==== Dataset excerpts ====

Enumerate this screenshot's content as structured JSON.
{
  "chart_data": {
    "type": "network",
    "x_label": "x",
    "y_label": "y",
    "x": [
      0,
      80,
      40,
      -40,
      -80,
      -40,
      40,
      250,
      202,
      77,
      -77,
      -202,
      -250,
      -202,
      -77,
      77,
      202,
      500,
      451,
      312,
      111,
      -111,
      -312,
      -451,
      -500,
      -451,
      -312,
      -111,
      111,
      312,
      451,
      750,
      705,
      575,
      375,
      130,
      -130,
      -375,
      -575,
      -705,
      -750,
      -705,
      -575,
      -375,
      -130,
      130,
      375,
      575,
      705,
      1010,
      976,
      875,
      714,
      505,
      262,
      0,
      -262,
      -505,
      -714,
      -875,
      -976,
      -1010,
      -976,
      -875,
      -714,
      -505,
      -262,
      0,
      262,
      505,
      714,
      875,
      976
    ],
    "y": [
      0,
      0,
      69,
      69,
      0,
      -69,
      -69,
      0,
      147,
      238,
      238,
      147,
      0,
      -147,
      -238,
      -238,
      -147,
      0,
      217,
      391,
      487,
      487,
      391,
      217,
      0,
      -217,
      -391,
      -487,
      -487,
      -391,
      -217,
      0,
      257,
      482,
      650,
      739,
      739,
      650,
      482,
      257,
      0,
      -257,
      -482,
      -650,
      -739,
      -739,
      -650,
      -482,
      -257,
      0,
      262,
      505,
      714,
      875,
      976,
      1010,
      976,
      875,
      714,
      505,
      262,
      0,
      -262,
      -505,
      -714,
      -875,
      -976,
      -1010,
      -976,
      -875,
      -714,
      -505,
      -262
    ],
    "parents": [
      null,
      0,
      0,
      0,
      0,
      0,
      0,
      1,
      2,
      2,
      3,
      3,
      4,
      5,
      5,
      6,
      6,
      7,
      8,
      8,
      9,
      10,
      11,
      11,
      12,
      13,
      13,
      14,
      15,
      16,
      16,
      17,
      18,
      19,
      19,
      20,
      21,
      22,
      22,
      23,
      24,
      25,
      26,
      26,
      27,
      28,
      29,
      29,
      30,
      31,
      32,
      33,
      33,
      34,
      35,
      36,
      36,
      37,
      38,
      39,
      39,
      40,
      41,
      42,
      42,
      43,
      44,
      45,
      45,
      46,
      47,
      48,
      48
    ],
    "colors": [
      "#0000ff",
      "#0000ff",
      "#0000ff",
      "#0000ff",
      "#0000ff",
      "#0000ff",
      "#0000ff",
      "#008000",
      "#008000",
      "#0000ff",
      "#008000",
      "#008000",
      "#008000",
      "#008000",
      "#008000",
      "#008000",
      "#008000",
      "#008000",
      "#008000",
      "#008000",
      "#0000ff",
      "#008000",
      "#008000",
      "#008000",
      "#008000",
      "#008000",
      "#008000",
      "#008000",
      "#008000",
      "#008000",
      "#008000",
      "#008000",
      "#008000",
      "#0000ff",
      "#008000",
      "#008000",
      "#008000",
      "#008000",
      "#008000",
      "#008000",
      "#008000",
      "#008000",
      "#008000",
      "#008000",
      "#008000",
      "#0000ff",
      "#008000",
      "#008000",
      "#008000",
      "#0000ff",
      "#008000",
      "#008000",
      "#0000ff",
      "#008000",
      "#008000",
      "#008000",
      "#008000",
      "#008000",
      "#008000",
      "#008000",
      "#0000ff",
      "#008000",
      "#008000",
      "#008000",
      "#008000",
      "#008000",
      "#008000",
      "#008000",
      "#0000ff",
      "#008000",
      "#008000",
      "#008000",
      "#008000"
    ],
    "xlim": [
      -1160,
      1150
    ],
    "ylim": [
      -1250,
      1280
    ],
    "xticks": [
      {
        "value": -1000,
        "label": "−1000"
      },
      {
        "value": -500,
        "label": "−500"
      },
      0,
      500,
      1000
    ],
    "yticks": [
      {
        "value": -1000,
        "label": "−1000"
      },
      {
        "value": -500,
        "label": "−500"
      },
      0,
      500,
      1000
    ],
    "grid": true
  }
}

====

What the task requires: Would you reproduce all the entries exactly?

Problem solution:
Enumerate this screenshot's content as structured JSON.
{
  "chart_data": {
    "type": "network",
    "x_label": "x",
    "y_label": "y",
    "x": [
      0,
      80,
      40,
      -40,
      -80,
      -40,
      40,
      250,
      202,
      77,
      -77,
      -202,
      -250,
      -202,
      -77,
      77,
      202,
      500,
      451,
      312,
      111,
      -111,
      -312,
      -451,
      -500,
      -451,
      -312,
      -111,
      111,
      312,
      451,
      750,
      705,
      575,
      375,
      130,
      -130,
      -375,
      -575,
      -705,
      -750,
      -705,
      -575,
      -375,
      -130,
      130,
      375,
      575,
      705,
      1010,
      976,
      875,
      714,
      505,
      262,
      0,
      -262,
      -505,
      -714,
      -875,
      -976,
      -1010,
      -976,
      -875,
      -714,
      -505,
      -262,
      0,
      262,
      505,
      714,
      875,
      976
    ],
    "y": [
      0,
      0,
      69,
      69,
      0,
      -69,
      -69,
      0,
      147,
      238,
      238,
      147,
      0,
      -147,
      -238,
      -238,
      -147,
      0,
      217,
      391,
      487,
      487,
      391,
      217,
      0,
      -217,
      -391,
      -487,
      -487,
      -391,
      -217,
      0,
      257,
      482,
      650,
      739,
      739,
      650,
      482,
      257,
      0,
      -257,
      -482,
      -650,
      -739,
      -739,
      -650,
      -482,
      -257,
      0,
      262,
      505,
      714,
      875,
      976,
      1010,
      976,
      875,
      714,
      505,
      262,
      0,
      -262,
      -505,
      -714,
      -875,
      -976,
      -1010,
      -976,
      -875,
      -714,
      -505,
      -262
    ],
    "parents": [
      null,
      0,
      0,
      0,
      0,
      0,
      0,
      1,
      2,
      2,
      3,
      3,
      4,
      5,
      5,
      6,
      6,
      7,
      8,
      8,
      9,
      10,
      11,
      11,
      12,
      13,
      13,
      14,
      15,
      16,
      16,
      17,
      18,
      19,
      19,
      20,
      21,
      22,
      22,
      23,
      24,
      25,
      26,
      26,
      27,
      28,
      29,
      29,
      30,
      31,
      32,
      33,
      33,
      34,
      35,
      36,
      36,
      37,
      38,
      39,
      39,
      40,
      41,
      42,
      42,
      43,
      44,
      45,
      45,
      46,
      47,
      48,
      48
    ],
    "colors": [
      "#0000ff",
      "#0000ff",
      "#0000ff",
      "#0000ff",
      "#0000ff",
      "#0000ff",
      "#0000ff",
      "#008000",
      "#008000",
      "#0000ff",
      "#008000",
      "#008000",
      "#008000",
      "#008000",
      "#008000",
      "#008000",
      "#008000",
      "#008000",
      "#008000",
      "#008000",
      "#0000ff",
      "#008000",
      "#008000",
      "#008000",
      "#008000",
      "#008000",
      "#008000",
      "#008000",
      "#008000",
      "#008000",
      "#008000",
      "#008000",
      "#008000",
      "#0000ff",
      "#008000",
      "#008000",
      "#008000",
      "#008000",
      "#008000",
      "#008000",
      "#008000",
      "#008000",
      "#008000",
      "#008000",
      "#008000",
      "#0000ff",
      "#008000",
      "#008000",
      "#008000",
      "#0000ff",
      "#008000",
      "#008000",
      "#0000ff",
      "#008000",
      "#008000",
      "#008000",
      "#008000",
      "#008000",
      "#008000",
      "#008000",
      "#0000ff",
      "#008000",
      "#008000",
      "#008000",
      "#008000",
      "#008000",
      "#008000",
      "#008000",
      "#0000ff",
      "#008000",
      "#008000",
      "#008000",
      "#008000"
    ],
    "xlim": [
      -1160,
      1150
    ],
    "ylim": [
      -1250,
      1280
    ],
    "xticks": [
      {
        "value": -1000,
        "label": "−1000"
      },
      {
        "value": -500,
        "label": "−500"
      },
      0,
      500,
      1000
    ],
    "yticks": [
      {
        "value": -1000,
        "label": "−1000"
      },
      {
        "value": -500,
        "label": "−500"
      },
      0,
      500,
      1000
    ],
    "grid": true
  }
}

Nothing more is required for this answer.